OBJECTIVE - Copy the material that follows word for word and omit its pictures.

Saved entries

-- BEGIN --

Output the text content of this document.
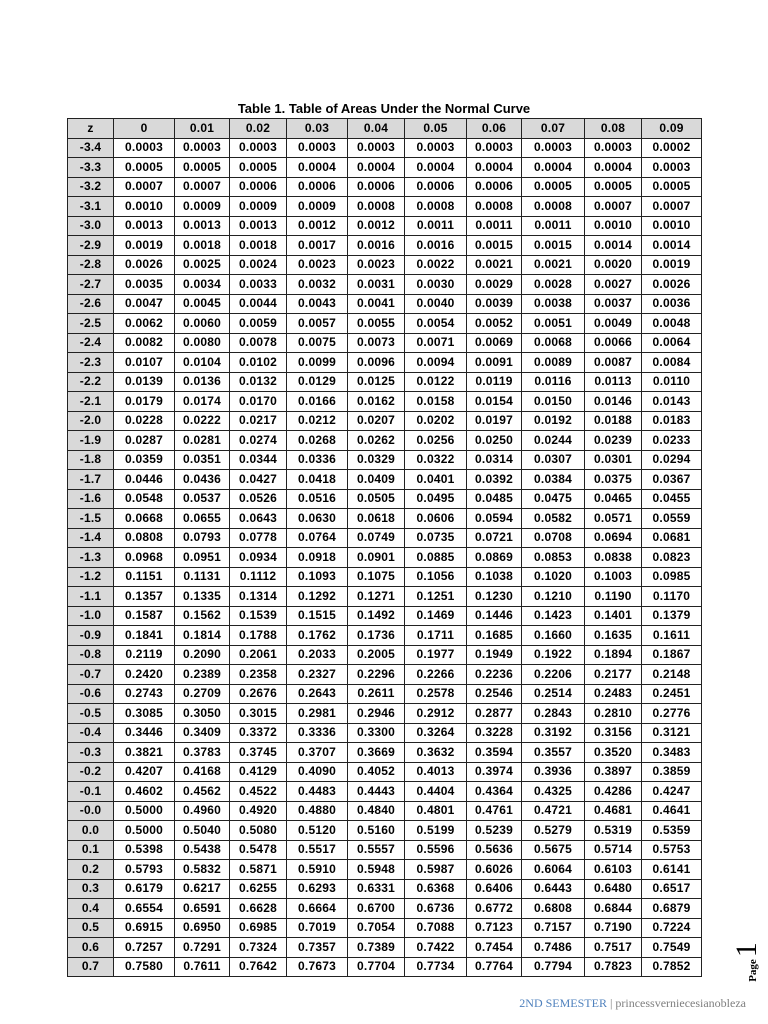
Table 1. Table of Areas Under the Normal Curve
z	0	0.01	0.02	0.03	0.04	0.05	0.06	0.07	0.08	0.09
-3.4	0.0003	0.0003	0.0003	0.0003	0.0003	0.0003	0.0003	0.0003	0.0003	0.0002
-3.3	0.0005	0.0005	0.0005	0.0004	0.0004	0.0004	0.0004	0.0004	0.0004	0.0003
-3.2	0.0007	0.0007	0.0006	0.0006	0.0006	0.0006	0.0006	0.0005	0.0005	0.0005
-3.1	0.0010	0.0009	0.0009	0.0009	0.0008	0.0008	0.0008	0.0008	0.0007	0.0007
-3.0	0.0013	0.0013	0.0013	0.0012	0.0012	0.0011	0.0011	0.0011	0.0010	0.0010
-2.9	0.0019	0.0018	0.0018	0.0017	0.0016	0.0016	0.0015	0.0015	0.0014	0.0014
-2.8	0.0026	0.0025	0.0024	0.0023	0.0023	0.0022	0.0021	0.0021	0.0020	0.0019
-2.7	0.0035	0.0034	0.0033	0.0032	0.0031	0.0030	0.0029	0.0028	0.0027	0.0026
-2.6	0.0047	0.0045	0.0044	0.0043	0.0041	0.0040	0.0039	0.0038	0.0037	0.0036
-2.5	0.0062	0.0060	0.0059	0.0057	0.0055	0.0054	0.0052	0.0051	0.0049	0.0048
-2.4	0.0082	0.0080	0.0078	0.0075	0.0073	0.0071	0.0069	0.0068	0.0066	0.0064
-2.3	0.0107	0.0104	0.0102	0.0099	0.0096	0.0094	0.0091	0.0089	0.0087	0.0084
-2.2	0.0139	0.0136	0.0132	0.0129	0.0125	0.0122	0.0119	0.0116	0.0113	0.0110
-2.1	0.0179	0.0174	0.0170	0.0166	0.0162	0.0158	0.0154	0.0150	0.0146	0.0143
-2.0	0.0228	0.0222	0.0217	0.0212	0.0207	0.0202	0.0197	0.0192	0.0188	0.0183
-1.9	0.0287	0.0281	0.0274	0.0268	0.0262	0.0256	0.0250	0.0244	0.0239	0.0233
-1.8	0.0359	0.0351	0.0344	0.0336	0.0329	0.0322	0.0314	0.0307	0.0301	0.0294
-1.7	0.0446	0.0436	0.0427	0.0418	0.0409	0.0401	0.0392	0.0384	0.0375	0.0367
-1.6	0.0548	0.0537	0.0526	0.0516	0.0505	0.0495	0.0485	0.0475	0.0465	0.0455
-1.5	0.0668	0.0655	0.0643	0.0630	0.0618	0.0606	0.0594	0.0582	0.0571	0.0559
-1.4	0.0808	0.0793	0.0778	0.0764	0.0749	0.0735	0.0721	0.0708	0.0694	0.0681
-1.3	0.0968	0.0951	0.0934	0.0918	0.0901	0.0885	0.0869	0.0853	0.0838	0.0823
-1.2	0.1151	0.1131	0.1112	0.1093	0.1075	0.1056	0.1038	0.1020	0.1003	0.0985
-1.1	0.1357	0.1335	0.1314	0.1292	0.1271	0.1251	0.1230	0.1210	0.1190	0.1170
-1.0	0.1587	0.1562	0.1539	0.1515	0.1492	0.1469	0.1446	0.1423	0.1401	0.1379
-0.9	0.1841	0.1814	0.1788	0.1762	0.1736	0.1711	0.1685	0.1660	0.1635	0.1611
-0.8	0.2119	0.2090	0.2061	0.2033	0.2005	0.1977	0.1949	0.1922	0.1894	0.1867
-0.7	0.2420	0.2389	0.2358	0.2327	0.2296	0.2266	0.2236	0.2206	0.2177	0.2148
-0.6	0.2743	0.2709	0.2676	0.2643	0.2611	0.2578	0.2546	0.2514	0.2483	0.2451
-0.5	0.3085	0.3050	0.3015	0.2981	0.2946	0.2912	0.2877	0.2843	0.2810	0.2776
-0.4	0.3446	0.3409	0.3372	0.3336	0.3300	0.3264	0.3228	0.3192	0.3156	0.3121
-0.3	0.3821	0.3783	0.3745	0.3707	0.3669	0.3632	0.3594	0.3557	0.3520	0.3483
-0.2	0.4207	0.4168	0.4129	0.4090	0.4052	0.4013	0.3974	0.3936	0.3897	0.3859
-0.1	0.4602	0.4562	0.4522	0.4483	0.4443	0.4404	0.4364	0.4325	0.4286	0.4247
-0.0	0.5000	0.4960	0.4920	0.4880	0.4840	0.4801	0.4761	0.4721	0.4681	0.4641
0.0	0.5000	0.5040	0.5080	0.5120	0.5160	0.5199	0.5239	0.5279	0.5319	0.5359
0.1	0.5398	0.5438	0.5478	0.5517	0.5557	0.5596	0.5636	0.5675	0.5714	0.5753
0.2	0.5793	0.5832	0.5871	0.5910	0.5948	0.5987	0.6026	0.6064	0.6103	0.6141
0.3	0.6179	0.6217	0.6255	0.6293	0.6331	0.6368	0.6406	0.6443	0.6480	0.6517
0.4	0.6554	0.6591	0.6628	0.6664	0.6700	0.6736	0.6772	0.6808	0.6844	0.6879
0.5	0.6915	0.6950	0.6985	0.7019	0.7054	0.7088	0.7123	0.7157	0.7190	0.7224
0.6	0.7257	0.7291	0.7324	0.7357	0.7389	0.7422	0.7454	0.7486	0.7517	0.7549
0.7	0.7580	0.7611	0.7642	0.7673	0.7704	0.7734	0.7764	0.7794	0.7823	0.7852	Page
1
2ND SEMESTER | princessverniecesianobleza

-- END --

EXERCISE SOLUTION -
Output the text content of this document.
Table 1. Table of Areas Under the Normal Curve
z	0	0.01	0.02	0.03	0.04	0.05	0.06	0.07	0.08	0.09
-3.4	0.0003	0.0003	0.0003	0.0003	0.0003	0.0003	0.0003	0.0003	0.0003	0.0002
-3.3	0.0005	0.0005	0.0005	0.0004	0.0004	0.0004	0.0004	0.0004	0.0004	0.0003
-3.2	0.0007	0.0007	0.0006	0.0006	0.0006	0.0006	0.0006	0.0005	0.0005	0.0005
-3.1	0.0010	0.0009	0.0009	0.0009	0.0008	0.0008	0.0008	0.0008	0.0007	0.0007
-3.0	0.0013	0.0013	0.0013	0.0012	0.0012	0.0011	0.0011	0.0011	0.0010	0.0010
-2.9	0.0019	0.0018	0.0018	0.0017	0.0016	0.0016	0.0015	0.0015	0.0014	0.0014
-2.8	0.0026	0.0025	0.0024	0.0023	0.0023	0.0022	0.0021	0.0021	0.0020	0.0019
-2.7	0.0035	0.0034	0.0033	0.0032	0.0031	0.0030	0.0029	0.0028	0.0027	0.0026
-2.6	0.0047	0.0045	0.0044	0.0043	0.0041	0.0040	0.0039	0.0038	0.0037	0.0036
-2.5	0.0062	0.0060	0.0059	0.0057	0.0055	0.0054	0.0052	0.0051	0.0049	0.0048
-2.4	0.0082	0.0080	0.0078	0.0075	0.0073	0.0071	0.0069	0.0068	0.0066	0.0064
-2.3	0.0107	0.0104	0.0102	0.0099	0.0096	0.0094	0.0091	0.0089	0.0087	0.0084
-2.2	0.0139	0.0136	0.0132	0.0129	0.0125	0.0122	0.0119	0.0116	0.0113	0.0110
-2.1	0.0179	0.0174	0.0170	0.0166	0.0162	0.0158	0.0154	0.0150	0.0146	0.0143
-2.0	0.0228	0.0222	0.0217	0.0212	0.0207	0.0202	0.0197	0.0192	0.0188	0.0183
-1.9	0.0287	0.0281	0.0274	0.0268	0.0262	0.0256	0.0250	0.0244	0.0239	0.0233
-1.8	0.0359	0.0351	0.0344	0.0336	0.0329	0.0322	0.0314	0.0307	0.0301	0.0294
-1.7	0.0446	0.0436	0.0427	0.0418	0.0409	0.0401	0.0392	0.0384	0.0375	0.0367
-1.6	0.0548	0.0537	0.0526	0.0516	0.0505	0.0495	0.0485	0.0475	0.0465	0.0455
-1.5	0.0668	0.0655	0.0643	0.0630	0.0618	0.0606	0.0594	0.0582	0.0571	0.0559
-1.4	0.0808	0.0793	0.0778	0.0764	0.0749	0.0735	0.0721	0.0708	0.0694	0.0681
-1.3	0.0968	0.0951	0.0934	0.0918	0.0901	0.0885	0.0869	0.0853	0.0838	0.0823
-1.2	0.1151	0.1131	0.1112	0.1093	0.1075	0.1056	0.1038	0.1020	0.1003	0.0985
-1.1	0.1357	0.1335	0.1314	0.1292	0.1271	0.1251	0.1230	0.1210	0.1190	0.1170
-1.0	0.1587	0.1562	0.1539	0.1515	0.1492	0.1469	0.1446	0.1423	0.1401	0.1379
-0.9	0.1841	0.1814	0.1788	0.1762	0.1736	0.1711	0.1685	0.1660	0.1635	0.1611
-0.8	0.2119	0.2090	0.2061	0.2033	0.2005	0.1977	0.1949	0.1922	0.1894	0.1867
-0.7	0.2420	0.2389	0.2358	0.2327	0.2296	0.2266	0.2236	0.2206	0.2177	0.2148
-0.6	0.2743	0.2709	0.2676	0.2643	0.2611	0.2578	0.2546	0.2514	0.2483	0.2451
-0.5	0.3085	0.3050	0.3015	0.2981	0.2946	0.2912	0.2877	0.2843	0.2810	0.2776
-0.4	0.3446	0.3409	0.3372	0.3336	0.3300	0.3264	0.3228	0.3192	0.3156	0.3121
-0.3	0.3821	0.3783	0.3745	0.3707	0.3669	0.3632	0.3594	0.3557	0.3520	0.3483
-0.2	0.4207	0.4168	0.4129	0.4090	0.4052	0.4013	0.3974	0.3936	0.3897	0.3859
-0.1	0.4602	0.4562	0.4522	0.4483	0.4443	0.4404	0.4364	0.4325	0.4286	0.4247
-0.0	0.5000	0.4960	0.4920	0.4880	0.4840	0.4801	0.4761	0.4721	0.4681	0.4641
0.0	0.5000	0.5040	0.5080	0.5120	0.5160	0.5199	0.5239	0.5279	0.5319	0.5359
0.1	0.5398	0.5438	0.5478	0.5517	0.5557	0.5596	0.5636	0.5675	0.5714	0.5753
0.2	0.5793	0.5832	0.5871	0.5910	0.5948	0.5987	0.6026	0.6064	0.6103	0.6141
0.3	0.6179	0.6217	0.6255	0.6293	0.6331	0.6368	0.6406	0.6443	0.6480	0.6517
0.4	0.6554	0.6591	0.6628	0.6664	0.6700	0.6736	0.6772	0.6808	0.6844	0.6879
0.5	0.6915	0.6950	0.6985	0.7019	0.7054	0.7088	0.7123	0.7157	0.7190	0.7224
0.6	0.7257	0.7291	0.7324	0.7357	0.7389	0.7422	0.7454	0.7486	0.7517	0.7549
0.7	0.7580	0.7611	0.7642	0.7673	0.7704	0.7734	0.7764	0.7794	0.7823	0.7852	Page
1
2ND SEMESTER | princessverniecesianobleza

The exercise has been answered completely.